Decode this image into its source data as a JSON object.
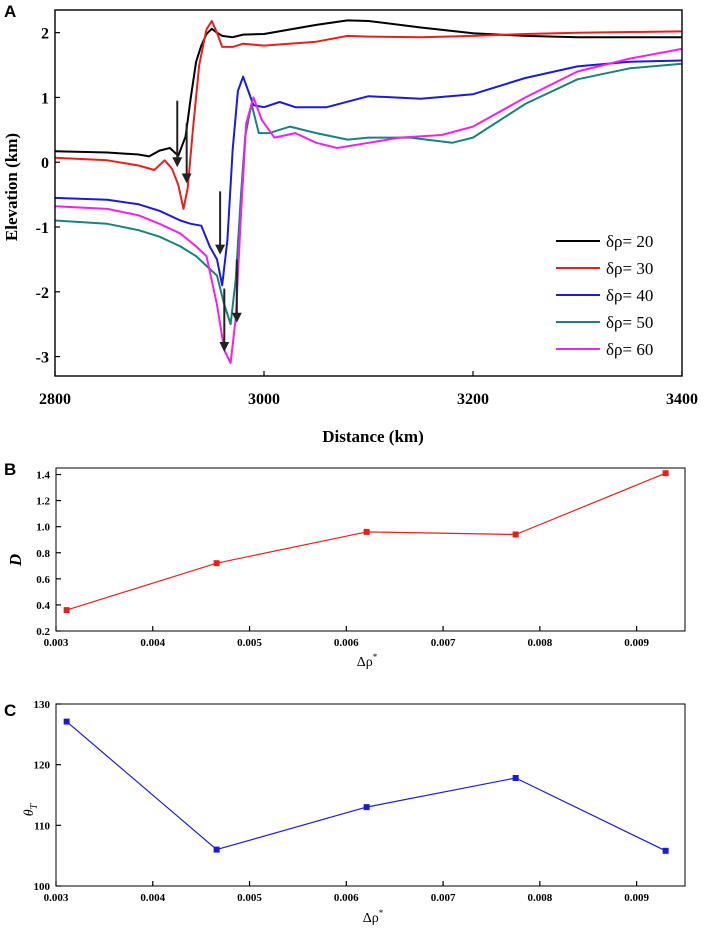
{
  "chart_data": [
    {
      "panel": "A",
      "type": "line",
      "xlabel": "Distance (km)",
      "ylabel": "Elevation (km)",
      "xlim": [
        2800,
        3400
      ],
      "ylim": [
        -3.3,
        2.35
      ],
      "xticks": [
        "2800",
        "3000",
        "3200",
        "3400"
      ],
      "yticks": [
        "-3",
        "-2",
        "-1",
        "0",
        "1",
        "2"
      ],
      "series": [
        {
          "name": "δρ= 20",
          "color": "#000000",
          "x": [
            2800,
            2850,
            2880,
            2890,
            2900,
            2910,
            2918,
            2925,
            2930,
            2935,
            2940,
            2945,
            2950,
            2955,
            2960,
            2970,
            2980,
            3000,
            3050,
            3080,
            3100,
            3150,
            3200,
            3250,
            3300,
            3350,
            3400
          ],
          "y": [
            0.17,
            0.15,
            0.12,
            0.09,
            0.18,
            0.22,
            0.1,
            0.4,
            1.0,
            1.55,
            1.8,
            1.98,
            2.06,
            2.0,
            1.95,
            1.93,
            1.97,
            1.98,
            2.12,
            2.19,
            2.18,
            2.08,
            1.99,
            1.95,
            1.93,
            1.93,
            1.93
          ]
        },
        {
          "name": "δρ= 30",
          "color": "#e8201c",
          "x": [
            2800,
            2850,
            2880,
            2895,
            2905,
            2912,
            2918,
            2923,
            2927,
            2932,
            2938,
            2945,
            2950,
            2955,
            2960,
            2970,
            2980,
            3000,
            3050,
            3080,
            3100,
            3150,
            3200,
            3250,
            3300,
            3350,
            3400
          ],
          "y": [
            0.07,
            0.03,
            -0.05,
            -0.12,
            0.03,
            -0.1,
            -0.35,
            -0.72,
            -0.4,
            0.5,
            1.5,
            2.05,
            2.18,
            2.0,
            1.78,
            1.78,
            1.83,
            1.8,
            1.86,
            1.95,
            1.94,
            1.93,
            1.95,
            1.98,
            2.0,
            2.01,
            2.02
          ]
        },
        {
          "name": "δρ= 40",
          "color": "#1b1bd6",
          "x": [
            2800,
            2850,
            2880,
            2900,
            2920,
            2930,
            2940,
            2948,
            2955,
            2960,
            2965,
            2970,
            2975,
            2980,
            2985,
            2990,
            3000,
            3015,
            3030,
            3060,
            3100,
            3150,
            3200,
            3250,
            3300,
            3350,
            3400
          ],
          "y": [
            -0.55,
            -0.58,
            -0.65,
            -0.75,
            -0.9,
            -0.95,
            -0.98,
            -1.3,
            -1.5,
            -1.9,
            -1.2,
            0.2,
            1.1,
            1.32,
            1.1,
            0.88,
            0.85,
            0.93,
            0.85,
            0.85,
            1.02,
            0.98,
            1.05,
            1.3,
            1.48,
            1.55,
            1.57
          ]
        },
        {
          "name": "δρ= 50",
          "color": "#1a8080",
          "x": [
            2800,
            2850,
            2880,
            2900,
            2920,
            2935,
            2945,
            2955,
            2962,
            2968,
            2973,
            2978,
            2982,
            2988,
            2995,
            3005,
            3025,
            3050,
            3080,
            3100,
            3140,
            3180,
            3200,
            3250,
            3300,
            3350,
            3400
          ],
          "y": [
            -0.9,
            -0.95,
            -1.05,
            -1.15,
            -1.3,
            -1.45,
            -1.6,
            -1.75,
            -2.2,
            -2.5,
            -1.8,
            -0.5,
            0.4,
            0.9,
            0.45,
            0.45,
            0.55,
            0.45,
            0.35,
            0.38,
            0.38,
            0.3,
            0.38,
            0.9,
            1.28,
            1.45,
            1.52
          ]
        },
        {
          "name": "δρ= 60",
          "color": "#f020f0",
          "x": [
            2800,
            2850,
            2880,
            2900,
            2920,
            2935,
            2945,
            2955,
            2962,
            2968,
            2973,
            2978,
            2983,
            2990,
            2998,
            3010,
            3030,
            3050,
            3070,
            3100,
            3130,
            3170,
            3200,
            3250,
            3300,
            3350,
            3400
          ],
          "y": [
            -0.68,
            -0.72,
            -0.82,
            -0.95,
            -1.1,
            -1.3,
            -1.45,
            -2.2,
            -2.9,
            -3.1,
            -2.4,
            -0.8,
            0.6,
            1.0,
            0.65,
            0.38,
            0.45,
            0.3,
            0.22,
            0.3,
            0.38,
            0.42,
            0.55,
            1.0,
            1.4,
            1.6,
            1.75
          ]
        }
      ],
      "arrows": [
        {
          "x": 2917,
          "y_from": 0.95,
          "y_to": 0.0
        },
        {
          "x": 2926,
          "y_from": 0.6,
          "y_to": -0.25
        },
        {
          "x": 2958,
          "y_from": -0.45,
          "y_to": -1.35
        },
        {
          "x": 2974,
          "y_from": -1.5,
          "y_to": -2.4
        },
        {
          "x": 2962,
          "y_from": -1.95,
          "y_to": -2.85
        }
      ]
    },
    {
      "panel": "B",
      "type": "line",
      "xlabel": "Δρ",
      "xlabel_sup": "*",
      "ylabel": "D",
      "xlim": [
        0.003,
        0.0095
      ],
      "ylim": [
        0.2,
        1.45
      ],
      "xticks": [
        "0.003",
        "0.004",
        "0.005",
        "0.006",
        "0.007",
        "0.008",
        "0.009"
      ],
      "yticks": [
        "0.2",
        "0.4",
        "0.6",
        "0.8",
        "1.0",
        "1.2",
        "1.4"
      ],
      "series": [
        {
          "name": "D",
          "color": "#e8201c",
          "x": [
            0.00311,
            0.00466,
            0.00621,
            0.00775,
            0.0093
          ],
          "y": [
            0.36,
            0.72,
            0.96,
            0.94,
            1.41
          ]
        }
      ]
    },
    {
      "panel": "C",
      "type": "line",
      "xlabel": "Δρ",
      "xlabel_sup": "*",
      "ylabel": "θ",
      "ylabel_sub": "T",
      "xlim": [
        0.003,
        0.0095
      ],
      "ylim": [
        100,
        130
      ],
      "xticks": [
        "0.003",
        "0.004",
        "0.005",
        "0.006",
        "0.007",
        "0.008",
        "0.009"
      ],
      "yticks": [
        "100",
        "110",
        "120",
        "130"
      ],
      "series": [
        {
          "name": "θT",
          "color": "#1b1bd6",
          "x": [
            0.00311,
            0.00466,
            0.00621,
            0.00775,
            0.0093
          ],
          "y": [
            127.1,
            106.0,
            113.0,
            117.8,
            105.8
          ]
        }
      ]
    }
  ]
}
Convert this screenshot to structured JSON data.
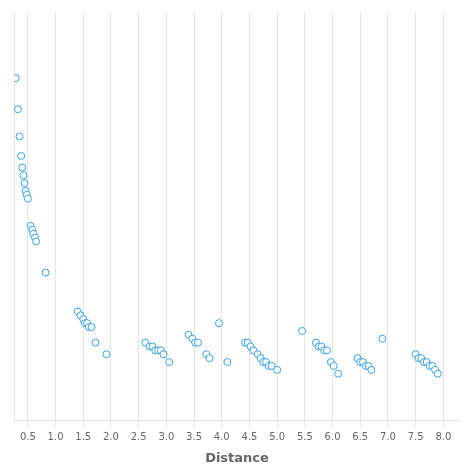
{
  "chart_data": {
    "type": "scatter",
    "xlabel": "Distance",
    "xlim": [
      0.25,
      8.3
    ],
    "ylim": [
      0.0,
      1.05
    ],
    "xticks": [
      0.5,
      {
        "value": 1.0,
        "label": "1.0"
      },
      1.5,
      {
        "value": 2.0,
        "label": "2.0"
      },
      2.5,
      {
        "value": 3.0,
        "label": "3.0"
      },
      3.5,
      {
        "value": 4.0,
        "label": "4.0"
      },
      4.5,
      {
        "value": 5.0,
        "label": "5.0"
      },
      5.5,
      {
        "value": 6.0,
        "label": "6.0"
      },
      6.5,
      {
        "value": 7.0,
        "label": "7.0"
      },
      7.5,
      {
        "value": 8.0,
        "label": "8.0"
      }
    ],
    "yticks": [],
    "grid": "x",
    "tick_labels": "x",
    "marker": "circle",
    "x": [
      0.28,
      0.32,
      0.35,
      0.38,
      0.4,
      0.42,
      0.44,
      0.46,
      0.48,
      0.5,
      0.55,
      0.58,
      0.6,
      0.63,
      0.65,
      0.82,
      1.4,
      1.45,
      1.5,
      1.53,
      1.57,
      1.6,
      1.65,
      1.72,
      1.92,
      2.62,
      2.7,
      2.75,
      2.8,
      2.85,
      2.9,
      2.95,
      3.05,
      3.4,
      3.47,
      3.52,
      3.57,
      3.72,
      3.78,
      3.95,
      4.1,
      4.42,
      4.47,
      4.52,
      4.57,
      4.65,
      4.7,
      4.75,
      4.8,
      4.85,
      4.9,
      5.0,
      5.45,
      5.7,
      5.75,
      5.8,
      5.85,
      5.9,
      5.97,
      6.02,
      6.1,
      6.45,
      6.5,
      6.55,
      6.6,
      6.65,
      6.7,
      6.9,
      7.5,
      7.55,
      7.6,
      7.65,
      7.7,
      7.75,
      7.8,
      7.85,
      7.9
    ],
    "values": [
      0.88,
      0.8,
      0.73,
      0.68,
      0.65,
      0.63,
      0.61,
      0.59,
      0.58,
      0.57,
      0.5,
      0.49,
      0.48,
      0.47,
      0.46,
      0.38,
      0.28,
      0.27,
      0.26,
      0.25,
      0.25,
      0.24,
      0.24,
      0.2,
      0.17,
      0.2,
      0.19,
      0.19,
      0.18,
      0.18,
      0.18,
      0.17,
      0.15,
      0.22,
      0.21,
      0.2,
      0.2,
      0.17,
      0.16,
      0.25,
      0.15,
      0.2,
      0.2,
      0.19,
      0.18,
      0.17,
      0.16,
      0.15,
      0.15,
      0.14,
      0.14,
      0.13,
      0.23,
      0.2,
      0.19,
      0.19,
      0.18,
      0.18,
      0.15,
      0.14,
      0.12,
      0.16,
      0.15,
      0.15,
      0.14,
      0.14,
      0.13,
      0.21,
      0.17,
      0.16,
      0.16,
      0.15,
      0.15,
      0.14,
      0.14,
      0.13,
      0.12
    ]
  }
}
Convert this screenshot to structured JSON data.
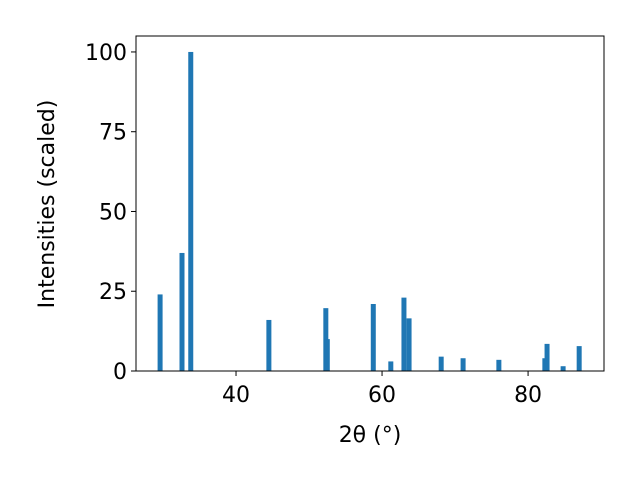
{
  "chart_data": {
    "type": "bar",
    "xlabel": "2θ (°)",
    "ylabel": "Intensities (scaled)",
    "x": [
      29.6,
      32.6,
      33.8,
      44.5,
      52.3,
      52.5,
      58.8,
      61.2,
      63.0,
      63.7,
      68.1,
      71.1,
      76.0,
      82.3,
      82.6,
      84.8,
      87.0
    ],
    "values": [
      24,
      37,
      100,
      16,
      19.7,
      10,
      21,
      3,
      23,
      16.5,
      4.5,
      4,
      3.5,
      4,
      8.5,
      1.5,
      7.8
    ],
    "color": "#1f77b4",
    "xlim": [
      26.3,
      90.4
    ],
    "xticks": [
      40,
      60,
      80
    ],
    "ylim": [
      0,
      105
    ],
    "yticks": [
      0,
      25,
      50,
      75,
      100
    ],
    "grid": false
  }
}
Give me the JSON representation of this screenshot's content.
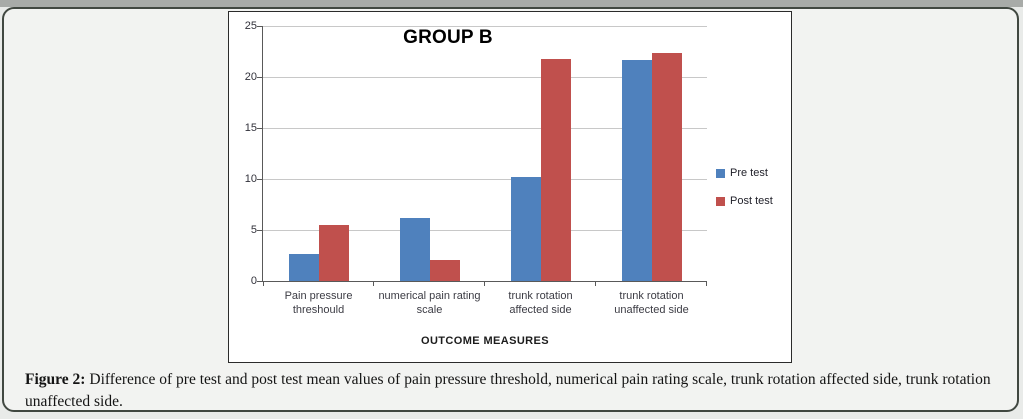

**Task prompt:** Copy each line above where the string "this" occurs.

**Final answer:**
Decode this image into its source data as a JSON object.
Convert this screenshot to structured JSON data.
Convert this screenshot to structured JSON data.
Give me the JSON representation of this screenshot's content.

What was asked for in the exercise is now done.